• _Given exercise_: Return every entry exactly as written.

........

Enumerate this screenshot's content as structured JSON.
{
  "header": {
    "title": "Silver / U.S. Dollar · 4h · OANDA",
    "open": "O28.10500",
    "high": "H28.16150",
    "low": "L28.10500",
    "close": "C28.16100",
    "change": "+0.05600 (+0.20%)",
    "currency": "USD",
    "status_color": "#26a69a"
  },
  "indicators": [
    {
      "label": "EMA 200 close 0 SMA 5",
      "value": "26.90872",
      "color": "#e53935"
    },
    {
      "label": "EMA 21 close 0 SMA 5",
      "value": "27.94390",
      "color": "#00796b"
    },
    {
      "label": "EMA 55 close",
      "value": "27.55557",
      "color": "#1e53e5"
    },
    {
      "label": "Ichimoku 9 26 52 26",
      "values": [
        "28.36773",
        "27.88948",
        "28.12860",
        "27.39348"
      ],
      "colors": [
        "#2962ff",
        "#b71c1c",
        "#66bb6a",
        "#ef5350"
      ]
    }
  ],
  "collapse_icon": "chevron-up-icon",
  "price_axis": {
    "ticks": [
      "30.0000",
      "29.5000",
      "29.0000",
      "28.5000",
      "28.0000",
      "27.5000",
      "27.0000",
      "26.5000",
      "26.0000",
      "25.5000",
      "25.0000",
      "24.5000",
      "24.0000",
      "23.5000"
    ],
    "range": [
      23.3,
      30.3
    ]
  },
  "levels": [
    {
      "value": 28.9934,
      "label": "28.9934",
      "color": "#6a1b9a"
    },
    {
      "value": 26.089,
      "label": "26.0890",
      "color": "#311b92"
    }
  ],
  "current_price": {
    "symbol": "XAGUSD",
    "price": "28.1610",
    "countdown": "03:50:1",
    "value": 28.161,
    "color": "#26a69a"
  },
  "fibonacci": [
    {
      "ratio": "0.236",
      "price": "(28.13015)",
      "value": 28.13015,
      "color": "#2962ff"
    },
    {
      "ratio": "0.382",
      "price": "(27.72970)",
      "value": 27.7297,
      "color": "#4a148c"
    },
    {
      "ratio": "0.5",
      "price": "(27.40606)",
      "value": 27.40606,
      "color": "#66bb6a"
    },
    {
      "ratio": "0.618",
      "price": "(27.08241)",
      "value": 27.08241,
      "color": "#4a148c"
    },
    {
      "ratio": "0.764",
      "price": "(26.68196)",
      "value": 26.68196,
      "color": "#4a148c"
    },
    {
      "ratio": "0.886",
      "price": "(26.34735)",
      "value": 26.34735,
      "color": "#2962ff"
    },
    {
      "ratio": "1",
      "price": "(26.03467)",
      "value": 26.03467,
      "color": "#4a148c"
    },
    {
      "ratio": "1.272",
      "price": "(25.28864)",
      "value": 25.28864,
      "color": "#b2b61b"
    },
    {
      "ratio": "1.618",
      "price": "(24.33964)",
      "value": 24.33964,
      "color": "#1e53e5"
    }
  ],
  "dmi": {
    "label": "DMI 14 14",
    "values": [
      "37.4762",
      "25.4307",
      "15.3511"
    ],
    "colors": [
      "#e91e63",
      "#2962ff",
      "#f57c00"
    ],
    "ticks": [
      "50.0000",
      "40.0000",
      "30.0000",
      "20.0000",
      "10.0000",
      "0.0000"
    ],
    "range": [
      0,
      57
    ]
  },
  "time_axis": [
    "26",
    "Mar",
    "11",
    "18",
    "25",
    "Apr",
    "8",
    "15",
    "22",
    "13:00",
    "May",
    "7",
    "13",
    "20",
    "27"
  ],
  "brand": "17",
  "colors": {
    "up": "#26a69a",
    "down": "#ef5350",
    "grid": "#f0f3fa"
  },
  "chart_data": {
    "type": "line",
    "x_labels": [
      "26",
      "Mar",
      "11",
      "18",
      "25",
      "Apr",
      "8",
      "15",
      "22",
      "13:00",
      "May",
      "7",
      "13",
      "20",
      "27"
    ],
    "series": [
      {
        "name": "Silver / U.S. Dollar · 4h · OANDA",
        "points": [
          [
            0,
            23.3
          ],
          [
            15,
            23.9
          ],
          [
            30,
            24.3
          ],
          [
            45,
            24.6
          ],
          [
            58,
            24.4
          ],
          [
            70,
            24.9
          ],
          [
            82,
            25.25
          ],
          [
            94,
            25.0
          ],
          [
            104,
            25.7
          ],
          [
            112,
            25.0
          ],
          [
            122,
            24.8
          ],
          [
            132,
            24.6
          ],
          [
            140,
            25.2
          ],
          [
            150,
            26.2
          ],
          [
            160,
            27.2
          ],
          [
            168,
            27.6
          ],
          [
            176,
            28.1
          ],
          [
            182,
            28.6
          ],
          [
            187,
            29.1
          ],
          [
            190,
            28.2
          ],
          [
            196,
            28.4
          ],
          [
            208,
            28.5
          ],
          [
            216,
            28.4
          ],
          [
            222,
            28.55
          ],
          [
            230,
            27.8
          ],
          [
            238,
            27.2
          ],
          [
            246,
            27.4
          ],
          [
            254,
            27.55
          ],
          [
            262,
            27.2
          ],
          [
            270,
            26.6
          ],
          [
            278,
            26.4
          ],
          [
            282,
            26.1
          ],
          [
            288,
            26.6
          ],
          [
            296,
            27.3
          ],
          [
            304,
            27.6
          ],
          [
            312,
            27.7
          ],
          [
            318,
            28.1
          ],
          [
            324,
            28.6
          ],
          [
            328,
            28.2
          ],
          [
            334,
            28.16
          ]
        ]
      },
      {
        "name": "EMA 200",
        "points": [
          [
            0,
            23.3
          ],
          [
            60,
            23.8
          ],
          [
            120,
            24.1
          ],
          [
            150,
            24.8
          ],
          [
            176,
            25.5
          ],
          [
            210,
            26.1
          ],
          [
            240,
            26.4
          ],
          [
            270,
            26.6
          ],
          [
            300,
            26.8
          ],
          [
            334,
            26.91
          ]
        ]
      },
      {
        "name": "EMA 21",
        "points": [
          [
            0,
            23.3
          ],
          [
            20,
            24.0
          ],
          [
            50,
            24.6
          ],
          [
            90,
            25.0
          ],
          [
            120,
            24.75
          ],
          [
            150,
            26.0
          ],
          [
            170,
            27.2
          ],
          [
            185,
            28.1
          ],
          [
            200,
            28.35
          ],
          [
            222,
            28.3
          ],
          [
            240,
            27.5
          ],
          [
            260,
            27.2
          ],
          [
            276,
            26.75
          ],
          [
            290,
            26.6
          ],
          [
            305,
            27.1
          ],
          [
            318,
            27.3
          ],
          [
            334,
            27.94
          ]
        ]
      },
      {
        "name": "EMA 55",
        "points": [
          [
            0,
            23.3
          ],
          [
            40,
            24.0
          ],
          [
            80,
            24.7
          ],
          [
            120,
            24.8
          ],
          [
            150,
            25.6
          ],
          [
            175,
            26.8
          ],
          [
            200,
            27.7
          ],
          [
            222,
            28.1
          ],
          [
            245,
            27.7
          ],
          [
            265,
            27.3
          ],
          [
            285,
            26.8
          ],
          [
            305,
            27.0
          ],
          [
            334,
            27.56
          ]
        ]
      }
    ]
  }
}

........

• _Answer to this task_:
Enumerate this screenshot's content as structured JSON.
{
  "header": {
    "title": "Silver / U.S. Dollar · 4h · OANDA",
    "open": "O28.10500",
    "high": "H28.16150",
    "low": "L28.10500",
    "close": "C28.16100",
    "change": "+0.05600 (+0.20%)",
    "currency": "USD",
    "status_color": "#26a69a"
  },
  "indicators": [
    {
      "label": "EMA 200 close 0 SMA 5",
      "value": "26.90872",
      "color": "#e53935"
    },
    {
      "label": "EMA 21 close 0 SMA 5",
      "value": "27.94390",
      "color": "#00796b"
    },
    {
      "label": "EMA 55 close",
      "value": "27.55557",
      "color": "#1e53e5"
    },
    {
      "label": "Ichimoku 9 26 52 26",
      "values": [
        "28.36773",
        "27.88948",
        "28.12860",
        "27.39348"
      ],
      "colors": [
        "#2962ff",
        "#b71c1c",
        "#66bb6a",
        "#ef5350"
      ]
    }
  ],
  "collapse_icon": "chevron-up-icon",
  "price_axis": {
    "ticks": [
      "30.0000",
      "29.5000",
      "29.0000",
      "28.5000",
      "28.0000",
      "27.5000",
      "27.0000",
      "26.5000",
      "26.0000",
      "25.5000",
      "25.0000",
      "24.5000",
      "24.0000",
      "23.5000"
    ],
    "range": [
      23.3,
      30.3
    ]
  },
  "levels": [
    {
      "value": 28.9934,
      "label": "28.9934",
      "color": "#6a1b9a"
    },
    {
      "value": 26.089,
      "label": "26.0890",
      "color": "#311b92"
    }
  ],
  "current_price": {
    "symbol": "XAGUSD",
    "price": "28.1610",
    "countdown": "03:50:1",
    "value": 28.161,
    "color": "#26a69a"
  },
  "fibonacci": [
    {
      "ratio": "0.236",
      "price": "(28.13015)",
      "value": 28.13015,
      "color": "#2962ff"
    },
    {
      "ratio": "0.382",
      "price": "(27.72970)",
      "value": 27.7297,
      "color": "#4a148c"
    },
    {
      "ratio": "0.5",
      "price": "(27.40606)",
      "value": 27.40606,
      "color": "#66bb6a"
    },
    {
      "ratio": "0.618",
      "price": "(27.08241)",
      "value": 27.08241,
      "color": "#4a148c"
    },
    {
      "ratio": "0.764",
      "price": "(26.68196)",
      "value": 26.68196,
      "color": "#4a148c"
    },
    {
      "ratio": "0.886",
      "price": "(26.34735)",
      "value": 26.34735,
      "color": "#2962ff"
    },
    {
      "ratio": "1",
      "price": "(26.03467)",
      "value": 26.03467,
      "color": "#4a148c"
    },
    {
      "ratio": "1.272",
      "price": "(25.28864)",
      "value": 25.28864,
      "color": "#b2b61b"
    },
    {
      "ratio": "1.618",
      "price": "(24.33964)",
      "value": 24.33964,
      "color": "#1e53e5"
    }
  ],
  "dmi": {
    "label": "DMI 14 14",
    "values": [
      "37.4762",
      "25.4307",
      "15.3511"
    ],
    "colors": [
      "#e91e63",
      "#2962ff",
      "#f57c00"
    ],
    "ticks": [
      "50.0000",
      "40.0000",
      "30.0000",
      "20.0000",
      "10.0000",
      "0.0000"
    ],
    "range": [
      0,
      57
    ]
  },
  "time_axis": [
    "26",
    "Mar",
    "11",
    "18",
    "25",
    "Apr",
    "8",
    "15",
    "22",
    "13:00",
    "May",
    "7",
    "13",
    "20",
    "27"
  ],
  "brand": "17",
  "colors": {
    "up": "#26a69a",
    "down": "#ef5350",
    "grid": "#f0f3fa"
  },
  "chart_data": {
    "type": "line",
    "x_labels": [
      "26",
      "Mar",
      "11",
      "18",
      "25",
      "Apr",
      "8",
      "15",
      "22",
      "13:00",
      "May",
      "7",
      "13",
      "20",
      "27"
    ],
    "series": [
      {
        "name": "Silver / U.S. Dollar · 4h · OANDA",
        "points": [
          [
            0,
            23.3
          ],
          [
            15,
            23.9
          ],
          [
            30,
            24.3
          ],
          [
            45,
            24.6
          ],
          [
            58,
            24.4
          ],
          [
            70,
            24.9
          ],
          [
            82,
            25.25
          ],
          [
            94,
            25.0
          ],
          [
            104,
            25.7
          ],
          [
            112,
            25.0
          ],
          [
            122,
            24.8
          ],
          [
            132,
            24.6
          ],
          [
            140,
            25.2
          ],
          [
            150,
            26.2
          ],
          [
            160,
            27.2
          ],
          [
            168,
            27.6
          ],
          [
            176,
            28.1
          ],
          [
            182,
            28.6
          ],
          [
            187,
            29.1
          ],
          [
            190,
            28.2
          ],
          [
            196,
            28.4
          ],
          [
            208,
            28.5
          ],
          [
            216,
            28.4
          ],
          [
            222,
            28.55
          ],
          [
            230,
            27.8
          ],
          [
            238,
            27.2
          ],
          [
            246,
            27.4
          ],
          [
            254,
            27.55
          ],
          [
            262,
            27.2
          ],
          [
            270,
            26.6
          ],
          [
            278,
            26.4
          ],
          [
            282,
            26.1
          ],
          [
            288,
            26.6
          ],
          [
            296,
            27.3
          ],
          [
            304,
            27.6
          ],
          [
            312,
            27.7
          ],
          [
            318,
            28.1
          ],
          [
            324,
            28.6
          ],
          [
            328,
            28.2
          ],
          [
            334,
            28.16
          ]
        ]
      },
      {
        "name": "EMA 200",
        "points": [
          [
            0,
            23.3
          ],
          [
            60,
            23.8
          ],
          [
            120,
            24.1
          ],
          [
            150,
            24.8
          ],
          [
            176,
            25.5
          ],
          [
            210,
            26.1
          ],
          [
            240,
            26.4
          ],
          [
            270,
            26.6
          ],
          [
            300,
            26.8
          ],
          [
            334,
            26.91
          ]
        ]
      },
      {
        "name": "EMA 21",
        "points": [
          [
            0,
            23.3
          ],
          [
            20,
            24.0
          ],
          [
            50,
            24.6
          ],
          [
            90,
            25.0
          ],
          [
            120,
            24.75
          ],
          [
            150,
            26.0
          ],
          [
            170,
            27.2
          ],
          [
            185,
            28.1
          ],
          [
            200,
            28.35
          ],
          [
            222,
            28.3
          ],
          [
            240,
            27.5
          ],
          [
            260,
            27.2
          ],
          [
            276,
            26.75
          ],
          [
            290,
            26.6
          ],
          [
            305,
            27.1
          ],
          [
            318,
            27.3
          ],
          [
            334,
            27.94
          ]
        ]
      },
      {
        "name": "EMA 55",
        "points": [
          [
            0,
            23.3
          ],
          [
            40,
            24.0
          ],
          [
            80,
            24.7
          ],
          [
            120,
            24.8
          ],
          [
            150,
            25.6
          ],
          [
            175,
            26.8
          ],
          [
            200,
            27.7
          ],
          [
            222,
            28.1
          ],
          [
            245,
            27.7
          ],
          [
            265,
            27.3
          ],
          [
            285,
            26.8
          ],
          [
            305,
            27.0
          ],
          [
            334,
            27.56
          ]
        ]
      }
    ]
  }
}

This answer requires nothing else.